**Set problem**
Copy the data again, starting at the line containing "What elements are" and ending after the line containing "400, 862, 489]". Swap "side-note" for "side-annotation", keep everything else unchanged, and omit the pictures.
┌─ Supplied material
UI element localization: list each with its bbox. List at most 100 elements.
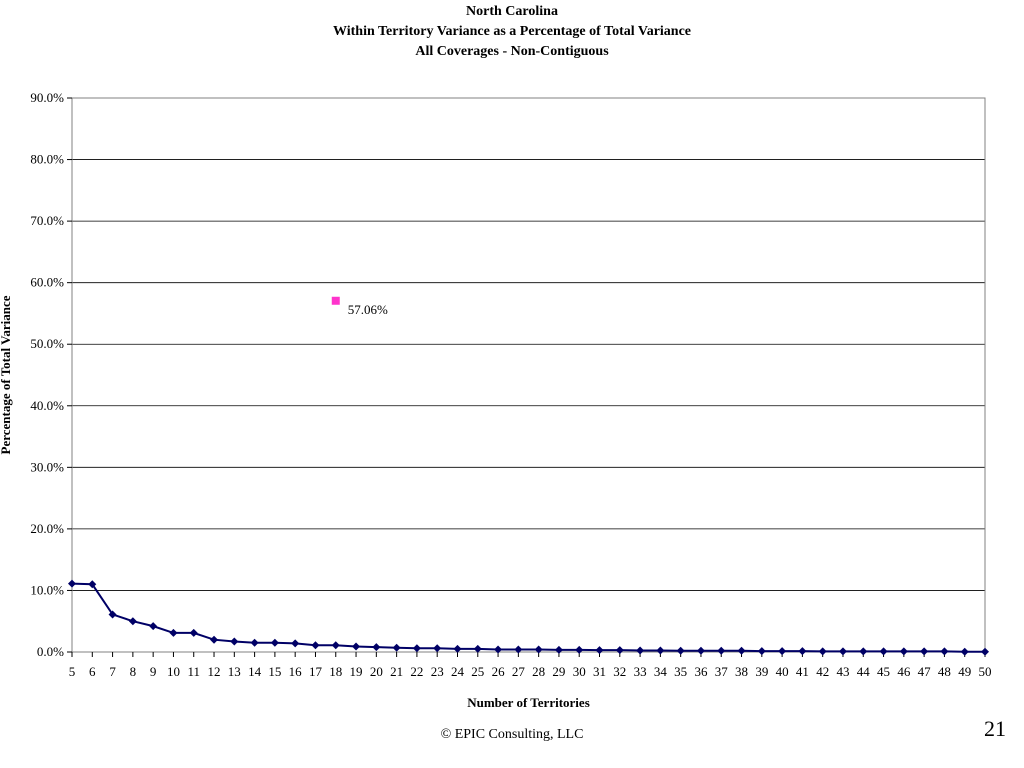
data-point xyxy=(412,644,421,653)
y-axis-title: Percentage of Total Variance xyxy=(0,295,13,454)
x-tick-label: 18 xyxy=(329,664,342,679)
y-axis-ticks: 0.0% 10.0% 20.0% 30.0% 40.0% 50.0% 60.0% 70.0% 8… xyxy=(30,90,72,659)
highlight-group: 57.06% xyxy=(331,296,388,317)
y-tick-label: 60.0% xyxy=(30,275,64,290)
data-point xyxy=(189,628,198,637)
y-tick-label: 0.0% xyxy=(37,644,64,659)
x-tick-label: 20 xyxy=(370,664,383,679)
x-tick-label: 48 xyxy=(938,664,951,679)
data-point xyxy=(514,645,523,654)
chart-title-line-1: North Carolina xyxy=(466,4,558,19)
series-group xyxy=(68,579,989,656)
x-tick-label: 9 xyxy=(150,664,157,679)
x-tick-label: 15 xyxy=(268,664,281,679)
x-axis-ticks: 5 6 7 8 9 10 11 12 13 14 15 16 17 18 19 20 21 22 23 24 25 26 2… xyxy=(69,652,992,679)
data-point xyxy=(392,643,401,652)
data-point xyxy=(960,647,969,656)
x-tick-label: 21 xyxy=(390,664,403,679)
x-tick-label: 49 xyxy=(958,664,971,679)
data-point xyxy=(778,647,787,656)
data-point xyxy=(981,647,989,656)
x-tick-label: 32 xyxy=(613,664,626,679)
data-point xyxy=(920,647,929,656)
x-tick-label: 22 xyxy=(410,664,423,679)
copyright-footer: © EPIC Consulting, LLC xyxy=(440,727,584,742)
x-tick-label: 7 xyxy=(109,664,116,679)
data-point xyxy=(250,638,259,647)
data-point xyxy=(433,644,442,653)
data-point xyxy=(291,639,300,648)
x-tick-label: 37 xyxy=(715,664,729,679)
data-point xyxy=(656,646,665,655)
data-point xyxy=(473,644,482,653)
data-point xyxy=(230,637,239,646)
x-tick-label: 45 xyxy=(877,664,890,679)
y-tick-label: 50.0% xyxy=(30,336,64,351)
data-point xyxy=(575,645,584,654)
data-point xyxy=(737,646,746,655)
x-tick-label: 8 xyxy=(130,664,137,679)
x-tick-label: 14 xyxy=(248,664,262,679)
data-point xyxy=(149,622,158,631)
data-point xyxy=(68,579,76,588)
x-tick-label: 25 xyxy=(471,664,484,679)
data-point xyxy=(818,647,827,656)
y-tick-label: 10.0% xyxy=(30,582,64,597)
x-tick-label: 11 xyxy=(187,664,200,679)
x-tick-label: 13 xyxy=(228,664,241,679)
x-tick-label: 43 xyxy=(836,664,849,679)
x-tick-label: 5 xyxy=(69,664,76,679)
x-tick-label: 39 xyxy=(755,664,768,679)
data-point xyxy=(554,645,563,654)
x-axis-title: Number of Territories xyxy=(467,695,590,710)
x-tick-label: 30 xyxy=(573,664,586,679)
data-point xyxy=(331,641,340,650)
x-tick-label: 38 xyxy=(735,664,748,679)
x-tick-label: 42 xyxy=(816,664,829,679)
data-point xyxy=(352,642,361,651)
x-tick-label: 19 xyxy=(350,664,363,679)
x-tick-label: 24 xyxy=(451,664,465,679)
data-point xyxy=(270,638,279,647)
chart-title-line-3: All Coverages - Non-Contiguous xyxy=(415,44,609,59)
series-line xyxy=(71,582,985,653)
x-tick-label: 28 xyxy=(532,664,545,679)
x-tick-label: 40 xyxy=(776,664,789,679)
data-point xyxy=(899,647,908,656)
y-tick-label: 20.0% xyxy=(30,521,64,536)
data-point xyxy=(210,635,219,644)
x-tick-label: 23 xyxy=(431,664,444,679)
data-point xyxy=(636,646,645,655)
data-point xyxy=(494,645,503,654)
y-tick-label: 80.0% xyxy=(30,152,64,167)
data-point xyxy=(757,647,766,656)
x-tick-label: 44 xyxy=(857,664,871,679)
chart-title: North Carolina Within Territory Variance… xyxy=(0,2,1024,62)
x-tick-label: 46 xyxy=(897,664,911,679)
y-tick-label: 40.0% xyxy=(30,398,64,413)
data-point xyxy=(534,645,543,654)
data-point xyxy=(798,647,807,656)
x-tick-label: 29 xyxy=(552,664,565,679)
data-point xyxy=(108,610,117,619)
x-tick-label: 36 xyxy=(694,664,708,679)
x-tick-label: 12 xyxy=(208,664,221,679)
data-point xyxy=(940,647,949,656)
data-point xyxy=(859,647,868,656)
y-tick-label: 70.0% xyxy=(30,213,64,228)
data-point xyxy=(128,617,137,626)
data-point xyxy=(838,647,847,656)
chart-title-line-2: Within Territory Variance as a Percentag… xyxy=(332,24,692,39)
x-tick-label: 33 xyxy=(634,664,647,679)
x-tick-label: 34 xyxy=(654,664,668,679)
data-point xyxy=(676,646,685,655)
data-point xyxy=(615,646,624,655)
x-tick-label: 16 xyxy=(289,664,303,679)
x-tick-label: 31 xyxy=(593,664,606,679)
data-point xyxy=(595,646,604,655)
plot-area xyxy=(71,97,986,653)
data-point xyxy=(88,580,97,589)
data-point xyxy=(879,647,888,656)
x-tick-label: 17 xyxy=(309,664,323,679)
└─
┌─ Supplied material
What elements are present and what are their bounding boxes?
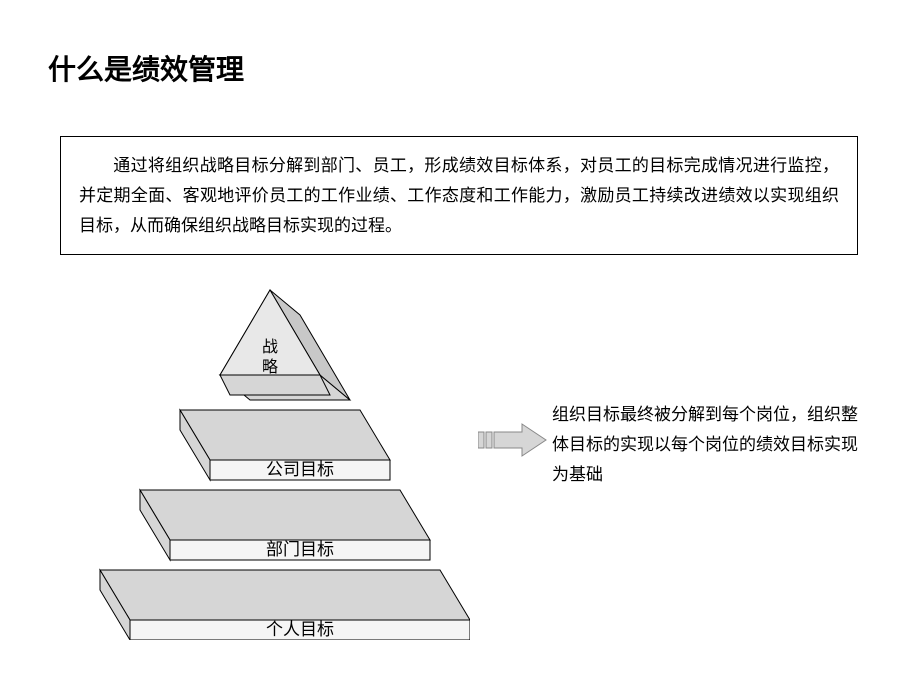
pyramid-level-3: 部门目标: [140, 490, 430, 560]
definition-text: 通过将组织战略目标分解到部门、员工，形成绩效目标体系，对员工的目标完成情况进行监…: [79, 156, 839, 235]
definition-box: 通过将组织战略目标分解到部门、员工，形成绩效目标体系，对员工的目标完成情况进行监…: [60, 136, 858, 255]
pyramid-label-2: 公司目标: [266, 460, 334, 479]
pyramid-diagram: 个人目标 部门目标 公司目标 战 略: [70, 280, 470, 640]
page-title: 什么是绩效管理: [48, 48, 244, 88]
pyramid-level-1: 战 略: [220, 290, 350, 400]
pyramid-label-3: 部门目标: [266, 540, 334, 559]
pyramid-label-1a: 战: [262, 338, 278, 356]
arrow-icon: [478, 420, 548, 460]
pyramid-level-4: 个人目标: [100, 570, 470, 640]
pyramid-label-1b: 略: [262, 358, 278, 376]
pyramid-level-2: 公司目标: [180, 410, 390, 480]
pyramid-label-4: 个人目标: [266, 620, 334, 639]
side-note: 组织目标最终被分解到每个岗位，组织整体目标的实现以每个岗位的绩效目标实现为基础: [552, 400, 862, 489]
└─
**Exercise solution**
What elements are present and what are their bounding boxes?
pyramid-level-3: 部门目标: [140, 490, 430, 560]
definition-text: 通过将组织战略目标分解到部门、员工，形成绩效目标体系，对员工的目标完成情况进行监…: [79, 156, 839, 235]
definition-box: 通过将组织战略目标分解到部门、员工，形成绩效目标体系，对员工的目标完成情况进行监…: [60, 136, 858, 255]
pyramid-label-2: 公司目标: [266, 460, 334, 479]
pyramid-diagram: 个人目标 部门目标 公司目标 战 略: [70, 280, 470, 640]
page-title: 什么是绩效管理: [48, 48, 244, 88]
pyramid-level-1: 战 略: [220, 290, 350, 400]
pyramid-label-3: 部门目标: [266, 540, 334, 559]
pyramid-label-1a: 战: [262, 338, 278, 356]
arrow-icon: [478, 420, 548, 460]
pyramid-level-4: 个人目标: [100, 570, 470, 640]
pyramid-label-1b: 略: [262, 358, 278, 376]
pyramid-level-2: 公司目标: [180, 410, 390, 480]
pyramid-label-4: 个人目标: [266, 620, 334, 639]
side-annotation: 组织目标最终被分解到每个岗位，组织整体目标的实现以每个岗位的绩效目标实现为基础: [552, 400, 862, 489]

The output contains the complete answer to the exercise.